=== RECORDS PROVIDED ===
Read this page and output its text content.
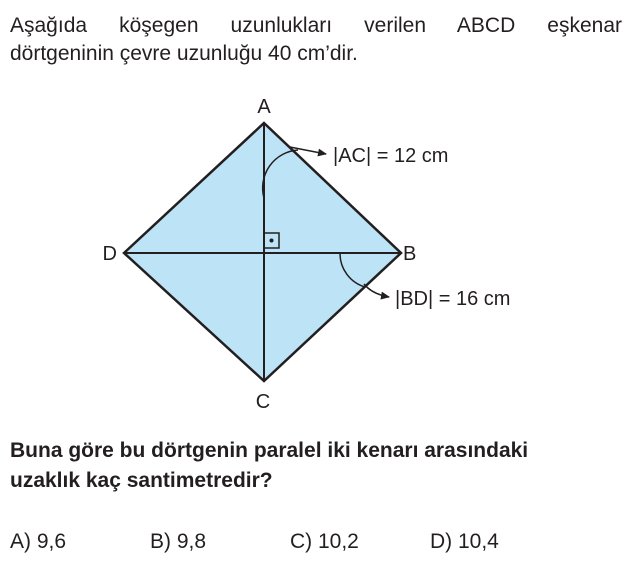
Aşağıda köşegen uzunlukları verilen ABCD eşkenar
dörtgeninin çevre uzunluğu 40 cm’dir.

A
B
C
D
|AC| = 12 cm
|BD| = 16 cm

Buna göre bu dörtgenin paralel iki kenarı arasındaki
uzaklık kaç santimetredir?

A) 9,6	B) 9,8	C) 10,2	D) 10,4
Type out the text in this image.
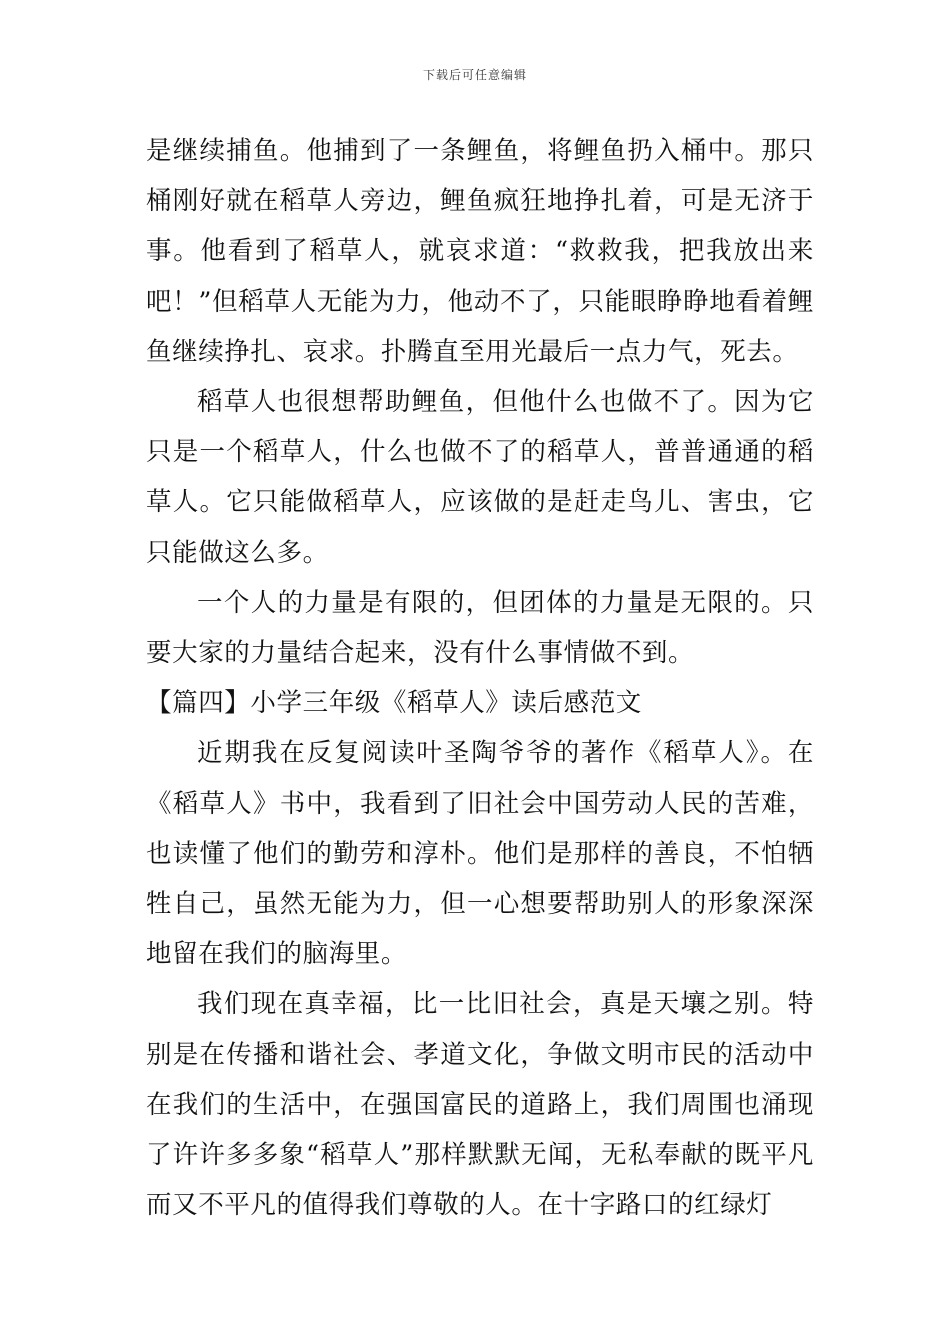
下载后可任意编辑

是继续捕鱼。他捕到了一条鲤鱼，将鲤鱼扔入桶中。那只桶刚好就在稻草人旁边，鲤鱼疯狂地挣扎着，可是无济于事。他看到了稻草人，就哀求道：“救救我，把我放出来吧！”但稻草人无能为力，他动不了，只能眼睁睁地看着鲤鱼继续挣扎、哀求。扑腾直至用光最后一点力气，死去。

稻草人也很想帮助鲤鱼，但他什么也做不了。因为它只是一个稻草人，什么也做不了的稻草人，普普通通的稻草人。它只能做稻草人，应该做的是赶走鸟儿、害虫，它只能做这么多。

一个人的力量是有限的，但团体的力量是无限的。只要大家的力量结合起来，没有什么事情做不到。

【篇四】小学三年级《稻草人》读后感范文

近期我在反复阅读叶圣陶爷爷的著作《稻草人》。在《稻草人》书中，我看到了旧社会中国劳动人民的苦难，也读懂了他们的勤劳和淳朴。他们是那样的善良，不怕牺牲自己，虽然无能为力，但一心想要帮助别人的形象深深地留在我们的脑海里。

我们现在真幸福，比一比旧社会，真是天壤之别。特别是在传播和谐社会、孝道文化，争做文明市民的活动中在我们的生活中，在强国富民的道路上，我们周围也涌现了许许多多象“稻草人”那样默默无闻，无私奉献的既平凡而又不平凡的值得我们尊敬的人。在十字路口的红绿灯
===
Leave the pictures out, and transcribe each of the records exactly.

THE SOLUTION -
Read this page and output its text content.
Aşağıda köşegen uzunlukları verilen ABCD eşkenar
dörtgeninin çevre uzunluğu 40 cm’dir.

A
B
C
D
|AC| = 12 cm
|BD| = 16 cm

Buna göre bu dörtgenin paralel iki kenarı arasındaki
uzaklık kaç santimetredir?

A) 9,6	B) 9,8	C) 10,2	D) 10,4
Type out the text in this image.
下载后可任意编辑

是继续捕鱼。他捕到了一条鲤鱼，将鲤鱼扔入桶中。那只桶刚好就在稻草人旁边，鲤鱼疯狂地挣扎着，可是无济于事。他看到了稻草人，就哀求道：“救救我，把我放出来吧！”但稻草人无能为力，他动不了，只能眼睁睁地看着鲤鱼继续挣扎、哀求。扑腾直至用光最后一点力气，死去。

稻草人也很想帮助鲤鱼，但他什么也做不了。因为它只是一个稻草人，什么也做不了的稻草人，普普通通的稻草人。它只能做稻草人，应该做的是赶走鸟儿、害虫，它只能做这么多。

一个人的力量是有限的，但团体的力量是无限的。只要大家的力量结合起来，没有什么事情做不到。

【篇四】小学三年级《稻草人》读后感范文

近期我在反复阅读叶圣陶爷爷的著作《稻草人》。在《稻草人》书中，我看到了旧社会中国劳动人民的苦难，也读懂了他们的勤劳和淳朴。他们是那样的善良，不怕牺牲自己，虽然无能为力，但一心想要帮助别人的形象深深地留在我们的脑海里。

我们现在真幸福，比一比旧社会，真是天壤之别。特别是在传播和谐社会、孝道文化，争做文明市民的活动中在我们的生活中，在强国富民的道路上，我们周围也涌现了许许多多象“稻草人”那样默默无闻，无私奉献的既平凡而又不平凡的值得我们尊敬的人。在十字路口的红绿灯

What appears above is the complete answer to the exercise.